> Stored data:

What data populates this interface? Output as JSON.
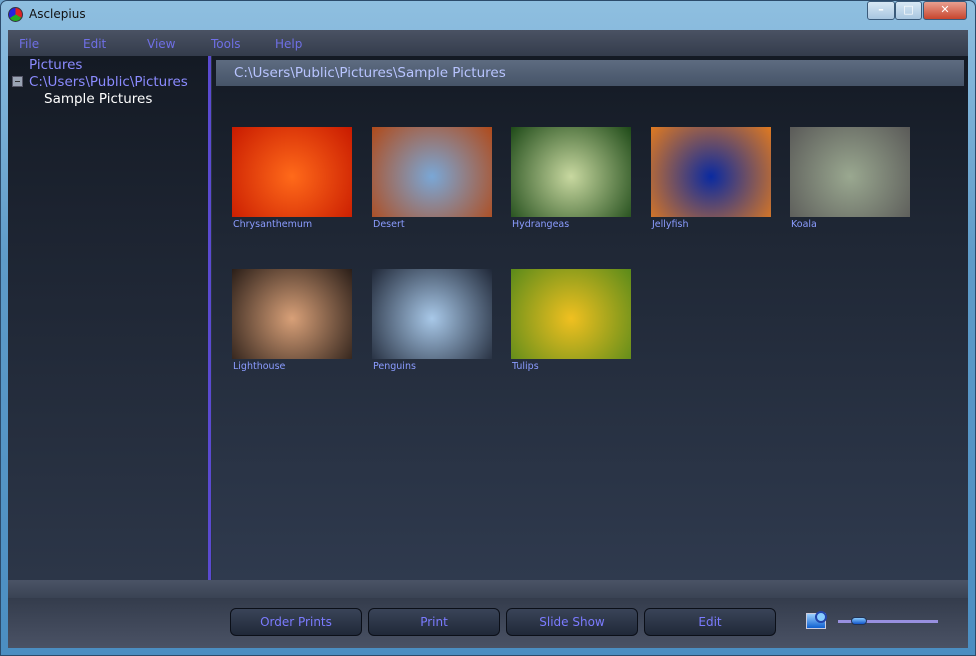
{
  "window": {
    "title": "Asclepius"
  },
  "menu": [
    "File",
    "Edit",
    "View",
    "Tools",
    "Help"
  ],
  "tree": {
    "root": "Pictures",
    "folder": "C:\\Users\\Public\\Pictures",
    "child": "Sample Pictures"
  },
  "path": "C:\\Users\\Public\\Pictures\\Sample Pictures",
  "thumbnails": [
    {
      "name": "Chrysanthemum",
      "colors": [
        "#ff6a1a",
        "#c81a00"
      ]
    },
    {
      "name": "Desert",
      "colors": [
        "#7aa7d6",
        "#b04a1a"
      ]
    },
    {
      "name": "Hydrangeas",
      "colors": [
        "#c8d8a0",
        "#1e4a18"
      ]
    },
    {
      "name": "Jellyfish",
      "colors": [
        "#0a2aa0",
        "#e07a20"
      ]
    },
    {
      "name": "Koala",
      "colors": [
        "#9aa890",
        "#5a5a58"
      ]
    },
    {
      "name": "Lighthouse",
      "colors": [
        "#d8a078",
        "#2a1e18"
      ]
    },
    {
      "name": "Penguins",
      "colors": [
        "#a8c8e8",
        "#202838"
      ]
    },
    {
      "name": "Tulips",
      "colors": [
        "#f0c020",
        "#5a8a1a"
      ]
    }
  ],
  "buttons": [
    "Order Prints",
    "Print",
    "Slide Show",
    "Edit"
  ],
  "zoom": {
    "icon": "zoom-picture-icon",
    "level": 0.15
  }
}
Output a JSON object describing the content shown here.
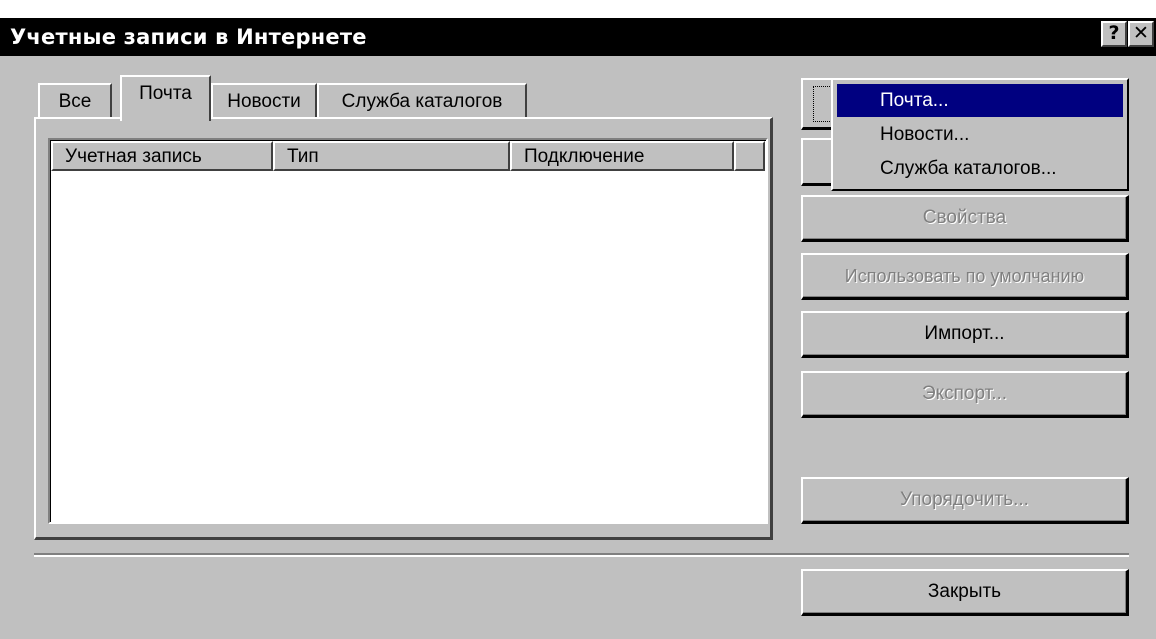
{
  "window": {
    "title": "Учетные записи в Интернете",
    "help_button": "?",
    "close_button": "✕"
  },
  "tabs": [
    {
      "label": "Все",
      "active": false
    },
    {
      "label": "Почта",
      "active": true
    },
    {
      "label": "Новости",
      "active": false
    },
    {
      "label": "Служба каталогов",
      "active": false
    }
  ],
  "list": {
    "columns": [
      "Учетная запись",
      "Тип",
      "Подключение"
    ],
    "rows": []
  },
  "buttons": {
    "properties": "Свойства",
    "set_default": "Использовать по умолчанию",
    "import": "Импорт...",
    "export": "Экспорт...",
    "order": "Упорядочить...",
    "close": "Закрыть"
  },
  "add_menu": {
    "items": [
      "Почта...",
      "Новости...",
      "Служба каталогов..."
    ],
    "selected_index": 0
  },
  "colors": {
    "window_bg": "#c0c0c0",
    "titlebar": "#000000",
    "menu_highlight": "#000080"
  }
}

> The request: In the records above, find each line that holds the word "Служба"; copy all such lines.

> Answer to the problem:
      "label": "Служба каталогов",
      "Служба каталогов..."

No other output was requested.